— PROVIDED DATA —
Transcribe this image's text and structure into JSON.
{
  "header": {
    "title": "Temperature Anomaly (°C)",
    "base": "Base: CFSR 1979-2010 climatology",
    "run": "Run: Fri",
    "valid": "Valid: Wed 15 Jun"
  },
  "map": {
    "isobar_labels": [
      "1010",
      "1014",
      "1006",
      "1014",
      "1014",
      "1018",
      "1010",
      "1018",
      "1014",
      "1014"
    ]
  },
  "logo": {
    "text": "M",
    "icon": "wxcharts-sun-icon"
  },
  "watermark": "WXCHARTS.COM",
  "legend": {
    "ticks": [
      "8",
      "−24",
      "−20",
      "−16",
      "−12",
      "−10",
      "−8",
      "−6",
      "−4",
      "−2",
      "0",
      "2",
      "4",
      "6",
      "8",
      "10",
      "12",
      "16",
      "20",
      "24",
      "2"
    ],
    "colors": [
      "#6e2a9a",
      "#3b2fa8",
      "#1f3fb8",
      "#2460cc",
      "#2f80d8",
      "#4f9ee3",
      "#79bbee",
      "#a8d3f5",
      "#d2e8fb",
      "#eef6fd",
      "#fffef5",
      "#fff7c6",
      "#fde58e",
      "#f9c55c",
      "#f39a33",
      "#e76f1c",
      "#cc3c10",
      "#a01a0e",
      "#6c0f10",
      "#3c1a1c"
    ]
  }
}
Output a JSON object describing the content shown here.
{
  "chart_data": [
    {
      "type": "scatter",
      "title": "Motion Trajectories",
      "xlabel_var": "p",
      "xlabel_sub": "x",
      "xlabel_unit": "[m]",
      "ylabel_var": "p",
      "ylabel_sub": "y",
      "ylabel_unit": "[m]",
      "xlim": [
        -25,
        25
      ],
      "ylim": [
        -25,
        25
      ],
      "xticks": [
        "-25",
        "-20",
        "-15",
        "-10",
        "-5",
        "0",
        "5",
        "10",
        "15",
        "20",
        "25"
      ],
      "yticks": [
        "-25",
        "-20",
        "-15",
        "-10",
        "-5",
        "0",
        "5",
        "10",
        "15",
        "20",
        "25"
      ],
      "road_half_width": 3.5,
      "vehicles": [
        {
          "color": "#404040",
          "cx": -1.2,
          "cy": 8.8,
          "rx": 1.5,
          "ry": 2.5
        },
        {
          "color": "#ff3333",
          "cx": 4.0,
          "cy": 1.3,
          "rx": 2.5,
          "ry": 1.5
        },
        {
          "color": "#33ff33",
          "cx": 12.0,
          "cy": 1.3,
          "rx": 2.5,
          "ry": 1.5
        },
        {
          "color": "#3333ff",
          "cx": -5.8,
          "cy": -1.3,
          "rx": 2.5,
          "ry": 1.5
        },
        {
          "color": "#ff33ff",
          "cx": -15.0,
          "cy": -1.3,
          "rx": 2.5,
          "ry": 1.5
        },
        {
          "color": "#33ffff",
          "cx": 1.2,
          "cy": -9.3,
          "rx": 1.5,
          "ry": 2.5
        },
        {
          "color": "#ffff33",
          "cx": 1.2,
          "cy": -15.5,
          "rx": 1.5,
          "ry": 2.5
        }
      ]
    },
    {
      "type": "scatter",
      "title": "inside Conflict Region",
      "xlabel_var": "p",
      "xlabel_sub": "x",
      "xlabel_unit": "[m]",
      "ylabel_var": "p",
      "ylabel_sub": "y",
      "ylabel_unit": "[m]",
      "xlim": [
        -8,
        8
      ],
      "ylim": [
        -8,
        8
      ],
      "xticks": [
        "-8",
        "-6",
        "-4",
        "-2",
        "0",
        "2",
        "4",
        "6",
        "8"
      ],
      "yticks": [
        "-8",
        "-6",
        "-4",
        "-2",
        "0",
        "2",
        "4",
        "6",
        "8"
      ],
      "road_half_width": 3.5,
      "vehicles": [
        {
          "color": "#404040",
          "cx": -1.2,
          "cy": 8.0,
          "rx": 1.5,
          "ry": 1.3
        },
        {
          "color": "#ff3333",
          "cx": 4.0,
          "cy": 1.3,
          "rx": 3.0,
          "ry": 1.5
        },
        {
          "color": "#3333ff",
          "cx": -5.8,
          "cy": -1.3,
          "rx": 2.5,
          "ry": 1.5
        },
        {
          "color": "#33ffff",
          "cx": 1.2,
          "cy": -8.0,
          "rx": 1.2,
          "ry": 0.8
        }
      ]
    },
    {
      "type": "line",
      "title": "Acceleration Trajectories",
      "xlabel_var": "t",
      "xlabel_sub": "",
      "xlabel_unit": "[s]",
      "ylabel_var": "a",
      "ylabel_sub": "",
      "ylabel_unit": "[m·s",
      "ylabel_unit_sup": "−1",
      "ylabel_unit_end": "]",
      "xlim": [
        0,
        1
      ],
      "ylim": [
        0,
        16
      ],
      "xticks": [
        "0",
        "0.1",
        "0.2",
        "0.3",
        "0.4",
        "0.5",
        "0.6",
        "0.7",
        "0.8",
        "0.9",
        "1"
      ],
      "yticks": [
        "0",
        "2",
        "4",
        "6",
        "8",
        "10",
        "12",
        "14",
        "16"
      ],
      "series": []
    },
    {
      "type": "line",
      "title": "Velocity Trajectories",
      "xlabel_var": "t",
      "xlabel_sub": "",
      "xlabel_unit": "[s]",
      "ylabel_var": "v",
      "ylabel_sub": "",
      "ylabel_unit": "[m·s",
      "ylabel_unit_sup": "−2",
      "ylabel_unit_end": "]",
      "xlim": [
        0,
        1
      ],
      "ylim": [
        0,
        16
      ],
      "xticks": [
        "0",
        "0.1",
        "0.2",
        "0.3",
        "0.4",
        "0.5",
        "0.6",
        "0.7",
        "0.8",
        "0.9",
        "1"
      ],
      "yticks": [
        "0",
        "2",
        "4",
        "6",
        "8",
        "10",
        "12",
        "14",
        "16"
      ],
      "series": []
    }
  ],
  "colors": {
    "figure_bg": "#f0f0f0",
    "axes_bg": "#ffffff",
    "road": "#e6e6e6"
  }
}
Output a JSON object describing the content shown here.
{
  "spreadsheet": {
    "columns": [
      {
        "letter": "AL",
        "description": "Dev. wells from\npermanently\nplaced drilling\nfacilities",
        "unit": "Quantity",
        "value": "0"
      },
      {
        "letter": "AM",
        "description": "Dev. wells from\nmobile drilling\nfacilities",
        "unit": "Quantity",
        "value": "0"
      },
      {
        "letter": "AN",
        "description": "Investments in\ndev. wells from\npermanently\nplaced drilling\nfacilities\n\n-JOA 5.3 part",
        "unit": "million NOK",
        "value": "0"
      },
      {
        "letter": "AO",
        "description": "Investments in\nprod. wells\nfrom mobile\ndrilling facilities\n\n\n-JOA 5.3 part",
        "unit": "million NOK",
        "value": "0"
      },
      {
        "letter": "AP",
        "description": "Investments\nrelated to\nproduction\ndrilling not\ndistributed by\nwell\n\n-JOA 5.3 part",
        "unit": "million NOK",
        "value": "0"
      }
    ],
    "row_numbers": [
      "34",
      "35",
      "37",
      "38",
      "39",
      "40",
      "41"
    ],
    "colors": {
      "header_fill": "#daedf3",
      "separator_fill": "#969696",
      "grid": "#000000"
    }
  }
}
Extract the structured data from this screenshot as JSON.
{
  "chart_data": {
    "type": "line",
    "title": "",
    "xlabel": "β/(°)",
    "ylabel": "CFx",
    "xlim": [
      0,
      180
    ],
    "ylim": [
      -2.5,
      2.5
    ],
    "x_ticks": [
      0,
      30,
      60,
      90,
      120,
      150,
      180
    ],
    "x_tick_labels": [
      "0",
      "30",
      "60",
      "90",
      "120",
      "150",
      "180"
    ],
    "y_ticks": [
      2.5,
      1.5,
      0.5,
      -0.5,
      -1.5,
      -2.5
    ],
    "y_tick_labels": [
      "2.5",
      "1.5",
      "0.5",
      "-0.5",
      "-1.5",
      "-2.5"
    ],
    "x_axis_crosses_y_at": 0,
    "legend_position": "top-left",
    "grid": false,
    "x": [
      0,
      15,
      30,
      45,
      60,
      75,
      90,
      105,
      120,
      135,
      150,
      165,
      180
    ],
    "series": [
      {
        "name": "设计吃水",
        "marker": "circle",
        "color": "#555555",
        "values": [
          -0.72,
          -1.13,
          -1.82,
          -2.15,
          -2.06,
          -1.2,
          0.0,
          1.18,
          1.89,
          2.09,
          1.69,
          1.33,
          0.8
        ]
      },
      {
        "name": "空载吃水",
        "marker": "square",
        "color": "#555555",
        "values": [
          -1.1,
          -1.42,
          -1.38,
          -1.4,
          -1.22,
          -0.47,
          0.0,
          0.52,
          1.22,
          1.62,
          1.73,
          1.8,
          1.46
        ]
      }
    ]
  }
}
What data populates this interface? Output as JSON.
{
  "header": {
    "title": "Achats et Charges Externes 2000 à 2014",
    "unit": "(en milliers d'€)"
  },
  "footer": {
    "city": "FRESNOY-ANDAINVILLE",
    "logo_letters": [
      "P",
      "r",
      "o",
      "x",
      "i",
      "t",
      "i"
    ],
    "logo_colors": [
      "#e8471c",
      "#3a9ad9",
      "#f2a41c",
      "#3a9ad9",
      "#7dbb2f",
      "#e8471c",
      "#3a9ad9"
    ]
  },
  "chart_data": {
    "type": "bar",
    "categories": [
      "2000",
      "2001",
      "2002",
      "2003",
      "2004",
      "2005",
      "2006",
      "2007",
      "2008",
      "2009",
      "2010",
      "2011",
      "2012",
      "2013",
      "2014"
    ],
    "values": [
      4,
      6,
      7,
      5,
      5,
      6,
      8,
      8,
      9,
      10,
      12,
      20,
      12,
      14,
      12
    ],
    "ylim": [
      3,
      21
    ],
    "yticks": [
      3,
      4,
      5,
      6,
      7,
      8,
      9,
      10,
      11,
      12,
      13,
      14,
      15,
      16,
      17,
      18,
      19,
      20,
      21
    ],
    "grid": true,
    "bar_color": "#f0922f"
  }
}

— PROBLEM REQUIREMENTS —
Return each line with "Trajectories".

— CORRECT ANSWER —
      "title": "Motion Trajectories",
      "title": "Acceleration Trajectories",
      "title": "Velocity Trajectories",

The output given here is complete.